■ **SET PROBLEM**
Copy each line in which the string "either" occurs.

RECORDED INFORMATION start

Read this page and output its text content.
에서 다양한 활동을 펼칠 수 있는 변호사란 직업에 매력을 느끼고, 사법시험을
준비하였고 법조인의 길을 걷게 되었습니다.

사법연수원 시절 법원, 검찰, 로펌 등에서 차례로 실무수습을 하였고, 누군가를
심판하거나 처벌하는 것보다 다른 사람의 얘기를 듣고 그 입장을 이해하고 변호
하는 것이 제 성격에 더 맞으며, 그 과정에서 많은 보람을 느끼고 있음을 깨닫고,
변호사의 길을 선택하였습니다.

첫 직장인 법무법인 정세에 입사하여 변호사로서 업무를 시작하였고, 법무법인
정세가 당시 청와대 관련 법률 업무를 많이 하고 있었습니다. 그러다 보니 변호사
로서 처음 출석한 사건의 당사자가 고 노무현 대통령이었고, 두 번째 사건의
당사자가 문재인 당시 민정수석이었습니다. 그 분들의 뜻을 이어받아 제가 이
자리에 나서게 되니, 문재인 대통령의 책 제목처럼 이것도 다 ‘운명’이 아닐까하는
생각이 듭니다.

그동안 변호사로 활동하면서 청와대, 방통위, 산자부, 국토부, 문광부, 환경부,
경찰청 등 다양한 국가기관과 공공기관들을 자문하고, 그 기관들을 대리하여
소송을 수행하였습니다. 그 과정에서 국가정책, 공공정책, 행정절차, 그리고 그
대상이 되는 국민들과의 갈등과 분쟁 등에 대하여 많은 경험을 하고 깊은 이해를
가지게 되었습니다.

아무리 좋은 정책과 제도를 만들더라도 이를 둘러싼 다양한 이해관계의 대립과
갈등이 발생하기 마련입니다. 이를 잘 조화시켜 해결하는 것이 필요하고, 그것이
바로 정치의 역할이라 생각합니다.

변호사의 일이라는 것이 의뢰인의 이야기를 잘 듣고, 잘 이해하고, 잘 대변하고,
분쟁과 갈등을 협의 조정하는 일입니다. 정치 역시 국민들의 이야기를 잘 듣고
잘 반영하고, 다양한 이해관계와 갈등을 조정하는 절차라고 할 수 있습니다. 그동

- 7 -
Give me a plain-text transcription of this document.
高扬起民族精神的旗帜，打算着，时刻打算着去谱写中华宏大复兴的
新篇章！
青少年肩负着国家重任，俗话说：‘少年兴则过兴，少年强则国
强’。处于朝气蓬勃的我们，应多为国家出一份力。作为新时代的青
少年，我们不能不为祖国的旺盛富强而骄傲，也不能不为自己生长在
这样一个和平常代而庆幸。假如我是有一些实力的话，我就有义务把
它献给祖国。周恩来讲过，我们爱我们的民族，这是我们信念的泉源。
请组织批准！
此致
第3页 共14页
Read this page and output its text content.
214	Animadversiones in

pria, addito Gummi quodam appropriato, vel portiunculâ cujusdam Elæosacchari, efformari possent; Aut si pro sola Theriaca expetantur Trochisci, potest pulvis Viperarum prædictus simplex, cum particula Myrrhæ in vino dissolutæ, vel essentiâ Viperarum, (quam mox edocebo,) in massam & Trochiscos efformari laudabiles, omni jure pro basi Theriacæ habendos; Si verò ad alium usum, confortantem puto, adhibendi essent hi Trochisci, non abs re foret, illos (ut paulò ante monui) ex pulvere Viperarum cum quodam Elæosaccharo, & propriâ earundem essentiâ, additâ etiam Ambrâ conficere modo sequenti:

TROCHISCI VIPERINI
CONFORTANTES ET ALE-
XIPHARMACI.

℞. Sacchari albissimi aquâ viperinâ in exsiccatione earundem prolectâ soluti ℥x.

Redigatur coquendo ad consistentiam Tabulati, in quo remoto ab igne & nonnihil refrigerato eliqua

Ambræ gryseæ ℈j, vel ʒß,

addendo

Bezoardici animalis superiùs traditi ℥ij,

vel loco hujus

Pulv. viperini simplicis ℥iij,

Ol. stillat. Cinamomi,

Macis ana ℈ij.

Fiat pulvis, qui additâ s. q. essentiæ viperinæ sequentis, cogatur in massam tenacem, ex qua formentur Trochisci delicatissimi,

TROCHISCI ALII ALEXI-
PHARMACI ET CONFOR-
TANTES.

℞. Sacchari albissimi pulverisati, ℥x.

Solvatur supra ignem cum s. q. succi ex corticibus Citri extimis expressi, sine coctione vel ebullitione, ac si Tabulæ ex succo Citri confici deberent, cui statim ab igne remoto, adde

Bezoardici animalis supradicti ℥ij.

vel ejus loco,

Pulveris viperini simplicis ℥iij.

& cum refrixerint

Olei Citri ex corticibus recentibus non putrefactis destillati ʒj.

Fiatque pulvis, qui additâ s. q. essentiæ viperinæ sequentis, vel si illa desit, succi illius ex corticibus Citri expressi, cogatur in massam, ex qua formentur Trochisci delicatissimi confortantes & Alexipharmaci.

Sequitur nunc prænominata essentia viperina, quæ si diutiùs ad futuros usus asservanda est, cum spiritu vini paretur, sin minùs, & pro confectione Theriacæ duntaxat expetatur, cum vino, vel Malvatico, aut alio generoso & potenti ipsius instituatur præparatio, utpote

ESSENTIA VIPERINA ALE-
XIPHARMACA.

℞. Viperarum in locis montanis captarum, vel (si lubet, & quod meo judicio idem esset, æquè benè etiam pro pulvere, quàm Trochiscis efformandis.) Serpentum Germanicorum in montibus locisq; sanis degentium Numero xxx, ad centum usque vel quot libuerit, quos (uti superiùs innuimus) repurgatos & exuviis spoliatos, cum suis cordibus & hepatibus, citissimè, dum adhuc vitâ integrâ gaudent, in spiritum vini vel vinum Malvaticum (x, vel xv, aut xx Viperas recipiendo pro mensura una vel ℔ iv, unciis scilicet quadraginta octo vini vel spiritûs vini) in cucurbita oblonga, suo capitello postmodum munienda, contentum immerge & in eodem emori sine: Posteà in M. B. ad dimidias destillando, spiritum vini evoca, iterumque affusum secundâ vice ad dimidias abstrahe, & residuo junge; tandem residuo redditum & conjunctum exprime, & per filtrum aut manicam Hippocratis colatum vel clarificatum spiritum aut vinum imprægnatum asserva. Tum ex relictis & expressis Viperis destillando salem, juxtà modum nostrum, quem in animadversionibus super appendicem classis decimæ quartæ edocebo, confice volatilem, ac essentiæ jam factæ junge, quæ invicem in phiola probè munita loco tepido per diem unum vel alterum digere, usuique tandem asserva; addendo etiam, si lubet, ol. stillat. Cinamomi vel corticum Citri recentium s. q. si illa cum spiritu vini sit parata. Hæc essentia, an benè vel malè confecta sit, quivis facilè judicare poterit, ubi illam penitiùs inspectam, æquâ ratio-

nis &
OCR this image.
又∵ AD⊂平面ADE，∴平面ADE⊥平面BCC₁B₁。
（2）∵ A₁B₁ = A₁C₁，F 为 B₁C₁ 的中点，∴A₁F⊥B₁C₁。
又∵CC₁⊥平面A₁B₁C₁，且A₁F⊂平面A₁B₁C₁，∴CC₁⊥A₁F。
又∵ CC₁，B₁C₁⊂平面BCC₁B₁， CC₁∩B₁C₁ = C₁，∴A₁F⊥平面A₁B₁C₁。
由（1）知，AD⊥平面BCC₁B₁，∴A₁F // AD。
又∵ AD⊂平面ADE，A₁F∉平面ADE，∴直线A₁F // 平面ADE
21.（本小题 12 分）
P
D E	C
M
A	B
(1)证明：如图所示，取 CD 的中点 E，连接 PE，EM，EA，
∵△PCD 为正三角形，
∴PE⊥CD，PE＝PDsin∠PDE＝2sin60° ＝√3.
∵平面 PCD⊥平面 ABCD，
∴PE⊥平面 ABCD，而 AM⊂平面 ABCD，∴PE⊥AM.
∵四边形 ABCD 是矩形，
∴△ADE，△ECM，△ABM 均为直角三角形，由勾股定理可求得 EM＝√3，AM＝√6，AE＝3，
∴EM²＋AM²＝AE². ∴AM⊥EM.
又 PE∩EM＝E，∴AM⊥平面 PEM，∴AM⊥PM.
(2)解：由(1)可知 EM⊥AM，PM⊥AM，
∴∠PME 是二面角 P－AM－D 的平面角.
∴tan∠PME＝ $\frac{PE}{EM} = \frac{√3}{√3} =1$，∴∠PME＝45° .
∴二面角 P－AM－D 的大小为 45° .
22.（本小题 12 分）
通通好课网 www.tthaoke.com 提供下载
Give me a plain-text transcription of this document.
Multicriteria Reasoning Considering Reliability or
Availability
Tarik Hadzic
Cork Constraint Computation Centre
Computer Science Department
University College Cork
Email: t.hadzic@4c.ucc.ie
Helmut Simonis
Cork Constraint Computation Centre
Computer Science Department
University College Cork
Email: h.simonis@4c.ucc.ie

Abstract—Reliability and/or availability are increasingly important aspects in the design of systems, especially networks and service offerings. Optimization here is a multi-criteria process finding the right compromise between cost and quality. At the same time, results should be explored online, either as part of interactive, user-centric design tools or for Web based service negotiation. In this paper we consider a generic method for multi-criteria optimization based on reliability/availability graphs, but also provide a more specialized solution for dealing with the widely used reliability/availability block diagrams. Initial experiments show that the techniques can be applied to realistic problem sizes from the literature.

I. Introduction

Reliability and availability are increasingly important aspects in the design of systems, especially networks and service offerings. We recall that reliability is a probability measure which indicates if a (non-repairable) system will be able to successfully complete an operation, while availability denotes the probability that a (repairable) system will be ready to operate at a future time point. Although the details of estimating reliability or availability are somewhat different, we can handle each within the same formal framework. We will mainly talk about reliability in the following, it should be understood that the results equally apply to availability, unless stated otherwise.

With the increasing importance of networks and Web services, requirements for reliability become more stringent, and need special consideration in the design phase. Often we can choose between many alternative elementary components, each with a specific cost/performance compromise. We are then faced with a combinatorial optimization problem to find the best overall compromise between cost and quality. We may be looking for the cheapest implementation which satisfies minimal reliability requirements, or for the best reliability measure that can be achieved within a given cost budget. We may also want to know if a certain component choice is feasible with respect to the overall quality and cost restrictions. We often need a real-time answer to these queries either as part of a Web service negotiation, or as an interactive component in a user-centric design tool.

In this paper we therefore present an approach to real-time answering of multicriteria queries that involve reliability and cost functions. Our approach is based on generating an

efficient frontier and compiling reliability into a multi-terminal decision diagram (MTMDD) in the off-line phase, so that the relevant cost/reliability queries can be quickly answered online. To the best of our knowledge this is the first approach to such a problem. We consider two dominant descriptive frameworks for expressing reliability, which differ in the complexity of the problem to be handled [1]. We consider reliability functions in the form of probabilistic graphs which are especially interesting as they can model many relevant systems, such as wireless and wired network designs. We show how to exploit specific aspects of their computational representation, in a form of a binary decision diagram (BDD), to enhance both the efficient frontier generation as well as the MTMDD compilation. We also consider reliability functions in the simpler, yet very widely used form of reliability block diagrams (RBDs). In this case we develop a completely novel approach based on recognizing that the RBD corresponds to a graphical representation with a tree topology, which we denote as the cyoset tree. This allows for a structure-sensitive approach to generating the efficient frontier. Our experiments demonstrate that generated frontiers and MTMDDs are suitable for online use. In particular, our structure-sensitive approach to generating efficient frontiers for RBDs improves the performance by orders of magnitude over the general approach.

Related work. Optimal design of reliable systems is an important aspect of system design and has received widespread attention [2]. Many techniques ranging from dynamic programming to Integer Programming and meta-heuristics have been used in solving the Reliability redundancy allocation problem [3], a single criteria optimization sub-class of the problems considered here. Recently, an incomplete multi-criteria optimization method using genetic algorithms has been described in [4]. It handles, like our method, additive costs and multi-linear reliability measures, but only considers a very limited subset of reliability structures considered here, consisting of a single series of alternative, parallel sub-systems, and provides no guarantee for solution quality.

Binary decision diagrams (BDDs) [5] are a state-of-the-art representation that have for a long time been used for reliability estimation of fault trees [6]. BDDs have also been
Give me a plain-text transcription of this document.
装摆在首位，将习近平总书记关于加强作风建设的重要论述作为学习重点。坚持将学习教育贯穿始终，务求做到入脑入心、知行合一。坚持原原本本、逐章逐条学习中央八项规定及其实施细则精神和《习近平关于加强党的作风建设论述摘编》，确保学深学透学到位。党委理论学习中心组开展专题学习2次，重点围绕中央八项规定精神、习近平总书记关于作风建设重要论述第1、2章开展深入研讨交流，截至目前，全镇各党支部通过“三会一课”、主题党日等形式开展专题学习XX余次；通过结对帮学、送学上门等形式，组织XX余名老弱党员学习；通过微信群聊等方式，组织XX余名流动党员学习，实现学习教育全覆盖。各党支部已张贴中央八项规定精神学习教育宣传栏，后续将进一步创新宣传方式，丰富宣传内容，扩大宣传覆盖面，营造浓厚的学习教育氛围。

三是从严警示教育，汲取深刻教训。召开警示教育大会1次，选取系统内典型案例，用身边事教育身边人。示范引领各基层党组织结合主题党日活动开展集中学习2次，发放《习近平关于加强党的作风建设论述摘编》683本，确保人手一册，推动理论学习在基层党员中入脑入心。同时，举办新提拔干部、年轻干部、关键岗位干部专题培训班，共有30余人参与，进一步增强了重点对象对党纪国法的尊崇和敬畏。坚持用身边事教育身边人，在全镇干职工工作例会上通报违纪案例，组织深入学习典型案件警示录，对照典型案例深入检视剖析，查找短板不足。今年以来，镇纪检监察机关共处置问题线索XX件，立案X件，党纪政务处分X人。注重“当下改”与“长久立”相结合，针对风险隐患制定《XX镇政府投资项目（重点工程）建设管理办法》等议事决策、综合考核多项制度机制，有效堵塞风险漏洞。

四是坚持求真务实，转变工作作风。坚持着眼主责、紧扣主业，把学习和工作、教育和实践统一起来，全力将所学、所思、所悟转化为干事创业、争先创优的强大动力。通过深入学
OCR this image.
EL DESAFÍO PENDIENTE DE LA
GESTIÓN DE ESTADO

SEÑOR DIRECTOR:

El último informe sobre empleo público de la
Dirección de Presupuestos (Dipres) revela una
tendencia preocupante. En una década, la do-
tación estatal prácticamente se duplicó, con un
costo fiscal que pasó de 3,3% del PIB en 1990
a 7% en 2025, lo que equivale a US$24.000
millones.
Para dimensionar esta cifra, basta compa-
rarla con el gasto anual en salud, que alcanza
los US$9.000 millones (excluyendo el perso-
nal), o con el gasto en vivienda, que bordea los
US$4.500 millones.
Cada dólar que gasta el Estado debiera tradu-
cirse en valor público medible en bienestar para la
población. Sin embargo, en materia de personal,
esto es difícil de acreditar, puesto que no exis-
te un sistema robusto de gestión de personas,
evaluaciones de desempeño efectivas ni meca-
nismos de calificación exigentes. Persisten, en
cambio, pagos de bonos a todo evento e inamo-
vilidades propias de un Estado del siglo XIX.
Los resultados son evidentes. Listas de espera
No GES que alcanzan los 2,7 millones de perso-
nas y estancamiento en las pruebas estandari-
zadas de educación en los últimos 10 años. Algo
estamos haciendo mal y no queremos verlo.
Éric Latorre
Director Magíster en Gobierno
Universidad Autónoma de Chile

RECORDED INFORMATION end

■ **EXERCISE OUTPUT**
Abstract—Reliability and/or availability are increasingly important aspects in the design of systems, especially networks and service offerings. Optimization here is a multi-criteria process finding the right compromise between cost and quality. At the same time, results should be explored online, either as part of interactive, user-centric design tools or for Web based service negotiation. In this paper we consider a generic method for multi-criteria optimization based on reliability/availability graphs, but also provide a more specialized solution for dealing with the widely used reliability/availability block diagrams. Initial experiments show that the techniques can be applied to realistic problem sizes from the literature.
With the increasing importance of networks and Web services, requirements for reliability become more stringent, and need special consideration in the design phase. Often we can choose between many alternative elementary components, each with a specific cost/performance compromise. We are then faced with a combinatorial optimization problem to find the best overall compromise between cost and quality. We may be looking for the cheapest implementation which satisfies minimal reliability requirements, or for the best reliability measure that can be achieved within a given cost budget. We may also want to know if a certain component choice is feasible with respect to the overall quality and cost restrictions. We often need a real-time answer to these queries either as part of a Web service negotiation, or as an interactive component in a user-centric design tool.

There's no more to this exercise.